Records from a data collection:
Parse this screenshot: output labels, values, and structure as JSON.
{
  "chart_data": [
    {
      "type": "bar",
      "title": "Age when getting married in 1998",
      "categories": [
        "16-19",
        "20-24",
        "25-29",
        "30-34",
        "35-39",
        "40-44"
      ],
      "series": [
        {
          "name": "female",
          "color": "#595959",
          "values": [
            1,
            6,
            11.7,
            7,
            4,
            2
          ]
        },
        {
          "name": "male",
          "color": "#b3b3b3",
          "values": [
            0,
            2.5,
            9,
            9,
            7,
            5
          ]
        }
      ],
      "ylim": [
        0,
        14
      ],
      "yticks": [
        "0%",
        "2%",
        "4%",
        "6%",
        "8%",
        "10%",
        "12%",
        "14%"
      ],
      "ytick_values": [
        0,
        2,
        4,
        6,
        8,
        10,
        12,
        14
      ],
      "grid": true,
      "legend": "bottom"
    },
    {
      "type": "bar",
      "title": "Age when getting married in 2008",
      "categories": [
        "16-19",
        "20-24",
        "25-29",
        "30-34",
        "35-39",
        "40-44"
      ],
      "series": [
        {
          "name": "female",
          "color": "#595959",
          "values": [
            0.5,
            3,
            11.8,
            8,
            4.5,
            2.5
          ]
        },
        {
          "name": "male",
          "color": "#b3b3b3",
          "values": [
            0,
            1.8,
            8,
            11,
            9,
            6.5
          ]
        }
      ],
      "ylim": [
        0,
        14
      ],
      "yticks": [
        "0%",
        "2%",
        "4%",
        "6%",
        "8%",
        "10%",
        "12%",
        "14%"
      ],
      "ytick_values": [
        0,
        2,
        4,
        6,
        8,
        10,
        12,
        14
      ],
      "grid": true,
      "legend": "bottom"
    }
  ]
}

To be done ▸ Pick out lines containing the word "when", each one as written.

Solution below ▸
      "title": "Age when getting married in 1998",
      "title": "Age when getting married in 2008",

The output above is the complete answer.